■ **Aim of the task**
Keeping every character in place, output all the data.

■ **Data shown**
********************
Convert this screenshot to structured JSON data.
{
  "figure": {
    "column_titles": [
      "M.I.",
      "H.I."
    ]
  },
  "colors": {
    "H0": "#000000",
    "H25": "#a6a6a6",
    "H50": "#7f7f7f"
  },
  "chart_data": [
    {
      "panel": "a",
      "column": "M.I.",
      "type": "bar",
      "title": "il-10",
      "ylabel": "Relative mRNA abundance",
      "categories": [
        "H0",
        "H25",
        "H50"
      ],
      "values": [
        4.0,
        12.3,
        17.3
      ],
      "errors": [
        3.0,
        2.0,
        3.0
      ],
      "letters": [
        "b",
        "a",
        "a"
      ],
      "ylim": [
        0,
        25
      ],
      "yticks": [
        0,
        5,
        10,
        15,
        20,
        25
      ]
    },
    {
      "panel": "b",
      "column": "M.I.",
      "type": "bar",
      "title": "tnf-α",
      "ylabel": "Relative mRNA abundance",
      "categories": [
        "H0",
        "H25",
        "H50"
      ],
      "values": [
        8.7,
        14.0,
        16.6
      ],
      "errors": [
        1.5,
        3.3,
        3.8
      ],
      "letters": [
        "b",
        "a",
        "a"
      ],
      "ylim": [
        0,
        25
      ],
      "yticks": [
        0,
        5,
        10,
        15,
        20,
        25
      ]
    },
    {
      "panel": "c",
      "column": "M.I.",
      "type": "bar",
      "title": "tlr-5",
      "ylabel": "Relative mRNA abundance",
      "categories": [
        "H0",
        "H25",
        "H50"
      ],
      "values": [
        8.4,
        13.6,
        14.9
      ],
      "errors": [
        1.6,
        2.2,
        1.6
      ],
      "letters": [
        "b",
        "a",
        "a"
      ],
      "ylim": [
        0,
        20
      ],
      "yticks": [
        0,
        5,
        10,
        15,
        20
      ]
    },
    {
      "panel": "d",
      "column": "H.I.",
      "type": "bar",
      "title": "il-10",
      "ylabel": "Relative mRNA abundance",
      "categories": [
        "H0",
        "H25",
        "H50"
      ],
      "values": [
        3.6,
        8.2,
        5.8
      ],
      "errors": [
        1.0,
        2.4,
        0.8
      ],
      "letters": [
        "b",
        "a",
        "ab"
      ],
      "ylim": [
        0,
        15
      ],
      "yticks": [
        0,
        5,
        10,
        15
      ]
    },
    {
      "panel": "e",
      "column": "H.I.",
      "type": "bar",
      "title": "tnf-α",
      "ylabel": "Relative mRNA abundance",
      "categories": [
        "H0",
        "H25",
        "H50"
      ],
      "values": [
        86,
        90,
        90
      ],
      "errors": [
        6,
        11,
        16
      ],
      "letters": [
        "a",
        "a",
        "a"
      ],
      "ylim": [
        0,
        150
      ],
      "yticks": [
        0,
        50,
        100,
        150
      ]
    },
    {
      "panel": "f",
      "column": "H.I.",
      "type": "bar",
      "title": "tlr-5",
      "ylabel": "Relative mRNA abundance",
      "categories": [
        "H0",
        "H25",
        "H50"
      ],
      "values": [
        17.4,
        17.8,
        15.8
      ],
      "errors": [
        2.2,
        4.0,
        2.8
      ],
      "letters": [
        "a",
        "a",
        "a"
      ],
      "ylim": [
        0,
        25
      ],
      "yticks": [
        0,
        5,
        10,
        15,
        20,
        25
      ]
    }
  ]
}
********************
■ **Answer area**
Convert this screenshot to structured JSON data.
{
  "figure": {
    "column_titles": [
      "M.I.",
      "H.I."
    ]
  },
  "colors": {
    "H0": "#000000",
    "H25": "#a6a6a6",
    "H50": "#7f7f7f"
  },
  "chart_data": [
    {
      "panel": "a",
      "column": "M.I.",
      "type": "bar",
      "title": "il-10",
      "ylabel": "Relative mRNA abundance",
      "categories": [
        "H0",
        "H25",
        "H50"
      ],
      "values": [
        4.0,
        12.3,
        17.3
      ],
      "errors": [
        3.0,
        2.0,
        3.0
      ],
      "letters": [
        "b",
        "a",
        "a"
      ],
      "ylim": [
        0,
        25
      ],
      "yticks": [
        0,
        5,
        10,
        15,
        20,
        25
      ]
    },
    {
      "panel": "b",
      "column": "M.I.",
      "type": "bar",
      "title": "tnf-α",
      "ylabel": "Relative mRNA abundance",
      "categories": [
        "H0",
        "H25",
        "H50"
      ],
      "values": [
        8.7,
        14.0,
        16.6
      ],
      "errors": [
        1.5,
        3.3,
        3.8
      ],
      "letters": [
        "b",
        "a",
        "a"
      ],
      "ylim": [
        0,
        25
      ],
      "yticks": [
        0,
        5,
        10,
        15,
        20,
        25
      ]
    },
    {
      "panel": "c",
      "column": "M.I.",
      "type": "bar",
      "title": "tlr-5",
      "ylabel": "Relative mRNA abundance",
      "categories": [
        "H0",
        "H25",
        "H50"
      ],
      "values": [
        8.4,
        13.6,
        14.9
      ],
      "errors": [
        1.6,
        2.2,
        1.6
      ],
      "letters": [
        "b",
        "a",
        "a"
      ],
      "ylim": [
        0,
        20
      ],
      "yticks": [
        0,
        5,
        10,
        15,
        20
      ]
    },
    {
      "panel": "d",
      "column": "H.I.",
      "type": "bar",
      "title": "il-10",
      "ylabel": "Relative mRNA abundance",
      "categories": [
        "H0",
        "H25",
        "H50"
      ],
      "values": [
        3.6,
        8.2,
        5.8
      ],
      "errors": [
        1.0,
        2.4,
        0.8
      ],
      "letters": [
        "b",
        "a",
        "ab"
      ],
      "ylim": [
        0,
        15
      ],
      "yticks": [
        0,
        5,
        10,
        15
      ]
    },
    {
      "panel": "e",
      "column": "H.I.",
      "type": "bar",
      "title": "tnf-α",
      "ylabel": "Relative mRNA abundance",
      "categories": [
        "H0",
        "H25",
        "H50"
      ],
      "values": [
        86,
        90,
        90
      ],
      "errors": [
        6,
        11,
        16
      ],
      "letters": [
        "a",
        "a",
        "a"
      ],
      "ylim": [
        0,
        150
      ],
      "yticks": [
        0,
        50,
        100,
        150
      ]
    },
    {
      "panel": "f",
      "column": "H.I.",
      "type": "bar",
      "title": "tlr-5",
      "ylabel": "Relative mRNA abundance",
      "categories": [
        "H0",
        "H25",
        "H50"
      ],
      "values": [
        17.4,
        17.8,
        15.8
      ],
      "errors": [
        2.2,
        4.0,
        2.8
      ],
      "letters": [
        "a",
        "a",
        "a"
      ],
      "ylim": [
        0,
        25
      ],
      "yticks": [
        0,
        5,
        10,
        15,
        20,
        25
      ]
    }
  ]
}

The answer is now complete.